* **Questions**
1/ Répondez aux questions suivantes à partir de l'extrait sur les numéros de Délibérée :
(a) Quel procureur est interviewé dans le numéro dont le dossier porte sur la justice et le sexe ?
(b) À quel journaliste le numéro consacré aux drogues a-t-il donné carte blanche, et en faveur de quoi plaide-t-il ?
(c) Quel prix le journaliste David Thomson a-t-il reçu, et pour quel livre ?
2/ Reprenez l'extrait sur les numéros de Délibérée après sa dernière phrase et poursuivez-en l'écriture.

* **Extrait du texte**
-.-.-

Le dossier de ce numéro est consacré aux rapports entre la justice et le sexe (au double prisme du genre et de la sexualité), avec des contributions stimulantes et documentées sur les représentations historiquement associées aux femmes criminelles, le problème de la place du juge dans la régulation des interdits sexuels, la correctionnalisation des viols, le traitement judiciaire différentiel des mineurs (selon qu'ils sont des garçons ou des filles), le débat sur la reconnaissance d'un troisième sexe à l'état civil, l'appréhension juridique du viol au féminin ou encore les questions posées par le développement de la sexualité « connectée ». Vous pourrez y lire également notamment une longue interview du procureur de Paris, François Molins, en « audition libre » et qui, pour une fois, n'est pas interrogé sur l'état de la menace terroriste mais sur sa vision de l'institution judiciaire en général et du ministère public en particulier, ainsi que sur son parcours et son action.
Le dossier de ce numéro portera sur un sujet qui reste au cœur de l'actualité : les drogues, enjeu de société mais aussi de justice, avec des approches historique, économique, juridico-sociologique et médico-judiciaire, pour interroger de manière transversale tant le régime légal que la réponse judiciaire. Ce numéro contient également notamment des contributions sur la nouvelle architecture judiciaire, a donné carte blanche au journaliste Edwy Plenel, qui livre un plaidoyer en faveur de l'hospitalité et contient un entretien sans fard avec Jacques Toubon, Défenseur des droits, qui expose sa vision de cette autorité administrative indépendante, s'explique sur les limites de son action et revient sur son parcours politique.
Le dossier porte sur le terrorisme, avec une interview du journaliste David Thomson - récompensé par le prix Albert-Londres pour son livre Les Revenants sur les jihadistes de retour de la zone irako-syrienne- deux éclairages historiques et des textes sur la théorie du « droit pénal de l’ennemi », l’infraction d’association de malfaiteurs terroriste, l’instauration d’un régime spécial de l’aménagement des peines, le traitement des « notes blanches » par les juridictions administratives et la prise en charge des personnes « radicalisées » en milieu carcéral. Délibérée a aussi notamment donné carte blanche à la professeure de droit Diane Roman, qui s’est intéressée aux rapports entre « le juge et la justice sociale » et auditionné librement le magistrat honoraire Louis Joinet, ancien éducateur de rue, cofondateur du SM, conseiller à Matignon puis à l’Elysée, directeur de la CNIL, expert auprès de l’ONU….

-.-.-

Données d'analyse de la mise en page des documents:
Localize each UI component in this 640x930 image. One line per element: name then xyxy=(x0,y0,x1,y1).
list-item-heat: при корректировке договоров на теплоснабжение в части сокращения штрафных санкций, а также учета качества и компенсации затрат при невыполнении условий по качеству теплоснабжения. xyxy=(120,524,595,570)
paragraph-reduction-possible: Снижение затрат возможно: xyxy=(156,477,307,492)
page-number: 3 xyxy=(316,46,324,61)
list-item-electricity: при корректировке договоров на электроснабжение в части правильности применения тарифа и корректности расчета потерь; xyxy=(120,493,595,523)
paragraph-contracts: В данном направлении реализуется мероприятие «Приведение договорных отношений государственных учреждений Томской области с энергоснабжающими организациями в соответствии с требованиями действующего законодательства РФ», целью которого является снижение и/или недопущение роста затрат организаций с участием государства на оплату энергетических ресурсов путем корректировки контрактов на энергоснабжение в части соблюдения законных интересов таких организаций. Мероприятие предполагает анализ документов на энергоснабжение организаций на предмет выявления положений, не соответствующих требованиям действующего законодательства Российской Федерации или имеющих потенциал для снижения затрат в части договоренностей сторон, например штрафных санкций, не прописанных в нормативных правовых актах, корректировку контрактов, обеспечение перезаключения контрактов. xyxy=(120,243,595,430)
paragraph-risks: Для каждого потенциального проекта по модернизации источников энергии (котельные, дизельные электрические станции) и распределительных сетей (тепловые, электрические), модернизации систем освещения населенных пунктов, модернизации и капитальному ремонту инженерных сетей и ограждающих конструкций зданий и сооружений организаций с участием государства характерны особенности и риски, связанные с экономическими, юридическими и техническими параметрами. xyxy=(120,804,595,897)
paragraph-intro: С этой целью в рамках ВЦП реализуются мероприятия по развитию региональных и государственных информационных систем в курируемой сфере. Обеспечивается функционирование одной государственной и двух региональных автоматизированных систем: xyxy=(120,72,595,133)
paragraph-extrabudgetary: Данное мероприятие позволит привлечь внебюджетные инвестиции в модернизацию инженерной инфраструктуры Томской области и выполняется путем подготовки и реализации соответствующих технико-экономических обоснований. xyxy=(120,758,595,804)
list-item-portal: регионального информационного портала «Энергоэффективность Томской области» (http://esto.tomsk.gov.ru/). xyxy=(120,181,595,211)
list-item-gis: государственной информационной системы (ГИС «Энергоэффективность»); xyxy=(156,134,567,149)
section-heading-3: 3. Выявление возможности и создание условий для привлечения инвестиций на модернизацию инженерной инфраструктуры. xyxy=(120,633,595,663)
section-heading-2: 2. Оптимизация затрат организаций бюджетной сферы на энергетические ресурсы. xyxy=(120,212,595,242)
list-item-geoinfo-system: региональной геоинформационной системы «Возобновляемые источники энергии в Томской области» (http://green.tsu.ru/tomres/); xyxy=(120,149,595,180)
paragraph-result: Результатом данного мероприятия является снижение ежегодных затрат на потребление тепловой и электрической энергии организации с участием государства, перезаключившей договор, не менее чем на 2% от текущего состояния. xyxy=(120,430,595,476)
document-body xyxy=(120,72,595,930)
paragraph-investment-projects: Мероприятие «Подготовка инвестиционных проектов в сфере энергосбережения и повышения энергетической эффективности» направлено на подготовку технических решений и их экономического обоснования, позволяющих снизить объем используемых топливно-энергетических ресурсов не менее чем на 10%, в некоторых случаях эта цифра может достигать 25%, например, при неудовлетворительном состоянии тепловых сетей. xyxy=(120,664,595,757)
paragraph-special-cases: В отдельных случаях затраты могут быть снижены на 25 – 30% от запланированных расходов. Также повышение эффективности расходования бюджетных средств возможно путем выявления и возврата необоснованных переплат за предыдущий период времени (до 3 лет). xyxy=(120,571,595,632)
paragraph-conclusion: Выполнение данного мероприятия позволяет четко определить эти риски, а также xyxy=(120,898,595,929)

-.-.-

* **Réponses numérotées**
1/
(a) Il s'agit de François Molins, procureur de Paris.
(b) Il s'agit d'Edwy Plenel, qui livre un plaidoyer en faveur de l'hospitalité.
(c) Il a reçu le prix Albert-Londres pour son livre Les Revenants.

2/
La justice est-elle une affaire trop sérieuse pour être confiée à ses seuls professionnels ? En tout cas, les critiques en place publique, quelle que soit leur justesse, sont légion. Ce qui n'empêche pas d'entendre régulièrement que la justice serait incritiquable. Pour son premier dossier, Délibérée a décidé de s'arrêter sur cette apparente contradiction en posant frontalement la question : peut-on, au juste, critiquer la justice ? Non pas pour nier l'évidence des contestations dont elle fait l'objet, encore moins pour se joindre au choeur ridicule de ceux qui passent leur temps à dire partout qu'on ne peut plus rien dire nulle part, mais pour interroger la fonction, réelle et perçue, de la justice au sein de notre société. Se poser cette question, éminemment politique, c'est faire le constat d'un problème : celui d'une justice qui peine décidément à trouver sa juste place dans la Cité. Délibérée pour ce premier numéro a également donné carte blanche à Jean-Marie Delarue et auditionné librement l'écrivain Ivan Jablonka.